== Data listing ==
________________________
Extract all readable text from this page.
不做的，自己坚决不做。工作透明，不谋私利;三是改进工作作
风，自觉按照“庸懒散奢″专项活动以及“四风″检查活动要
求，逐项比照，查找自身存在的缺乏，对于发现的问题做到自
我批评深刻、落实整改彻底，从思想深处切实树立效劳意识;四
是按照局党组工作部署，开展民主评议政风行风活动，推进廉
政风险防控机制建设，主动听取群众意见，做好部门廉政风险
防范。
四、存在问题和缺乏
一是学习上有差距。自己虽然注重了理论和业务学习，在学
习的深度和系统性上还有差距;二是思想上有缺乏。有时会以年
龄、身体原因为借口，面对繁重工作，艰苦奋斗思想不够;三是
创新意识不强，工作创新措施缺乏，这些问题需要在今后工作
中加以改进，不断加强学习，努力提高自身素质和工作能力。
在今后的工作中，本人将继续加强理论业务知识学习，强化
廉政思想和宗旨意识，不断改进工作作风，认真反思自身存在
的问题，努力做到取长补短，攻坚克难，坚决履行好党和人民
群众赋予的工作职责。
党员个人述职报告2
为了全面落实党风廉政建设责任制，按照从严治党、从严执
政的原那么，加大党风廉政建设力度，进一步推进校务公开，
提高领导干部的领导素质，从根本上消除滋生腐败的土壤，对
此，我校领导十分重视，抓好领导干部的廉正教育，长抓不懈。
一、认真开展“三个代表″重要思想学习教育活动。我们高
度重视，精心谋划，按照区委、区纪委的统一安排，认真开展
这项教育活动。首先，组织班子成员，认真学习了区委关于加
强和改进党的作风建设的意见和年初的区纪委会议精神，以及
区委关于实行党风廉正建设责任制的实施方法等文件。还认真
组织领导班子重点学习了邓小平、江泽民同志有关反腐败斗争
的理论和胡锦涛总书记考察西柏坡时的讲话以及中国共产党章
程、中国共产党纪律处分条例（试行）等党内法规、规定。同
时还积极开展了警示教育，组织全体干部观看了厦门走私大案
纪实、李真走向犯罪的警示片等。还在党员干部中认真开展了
________________________
Write the entire listing out again, word for word.

== Answer to the problem ==
Extract all readable text from this page.
不做的，自己坚决不做。工作透明，不谋私利;三是改进工作作
风，自觉按照“庸懒散奢″专项活动以及“四风″检查活动要
求，逐项比照，查找自身存在的缺乏，对于发现的问题做到自
我批评深刻、落实整改彻底，从思想深处切实树立效劳意识;四
是按照局党组工作部署，开展民主评议政风行风活动，推进廉
政风险防控机制建设，主动听取群众意见，做好部门廉政风险
防范。
四、存在问题和缺乏
一是学习上有差距。自己虽然注重了理论和业务学习，在学
习的深度和系统性上还有差距;二是思想上有缺乏。有时会以年
龄、身体原因为借口，面对繁重工作，艰苦奋斗思想不够;三是
创新意识不强，工作创新措施缺乏，这些问题需要在今后工作
中加以改进，不断加强学习，努力提高自身素质和工作能力。
在今后的工作中，本人将继续加强理论业务知识学习，强化
廉政思想和宗旨意识，不断改进工作作风，认真反思自身存在
的问题，努力做到取长补短，攻坚克难，坚决履行好党和人民
群众赋予的工作职责。
党员个人述职报告2
为了全面落实党风廉政建设责任制，按照从严治党、从严执
政的原那么，加大党风廉政建设力度，进一步推进校务公开，
提高领导干部的领导素质，从根本上消除滋生腐败的土壤，对
此，我校领导十分重视，抓好领导干部的廉正教育，长抓不懈。
一、认真开展“三个代表″重要思想学习教育活动。我们高
度重视，精心谋划，按照区委、区纪委的统一安排，认真开展
这项教育活动。首先，组织班子成员，认真学习了区委关于加
强和改进党的作风建设的意见和年初的区纪委会议精神，以及
区委关于实行党风廉正建设责任制的实施方法等文件。还认真
组织领导班子重点学习了邓小平、江泽民同志有关反腐败斗争
的理论和胡锦涛总书记考察西柏坡时的讲话以及中国共产党章
程、中国共产党纪律处分条例（试行）等党内法规、规定。同
时还积极开展了警示教育，组织全体干部观看了厦门走私大案
纪实、李真走向犯罪的警示片等。还在党员干部中认真开展了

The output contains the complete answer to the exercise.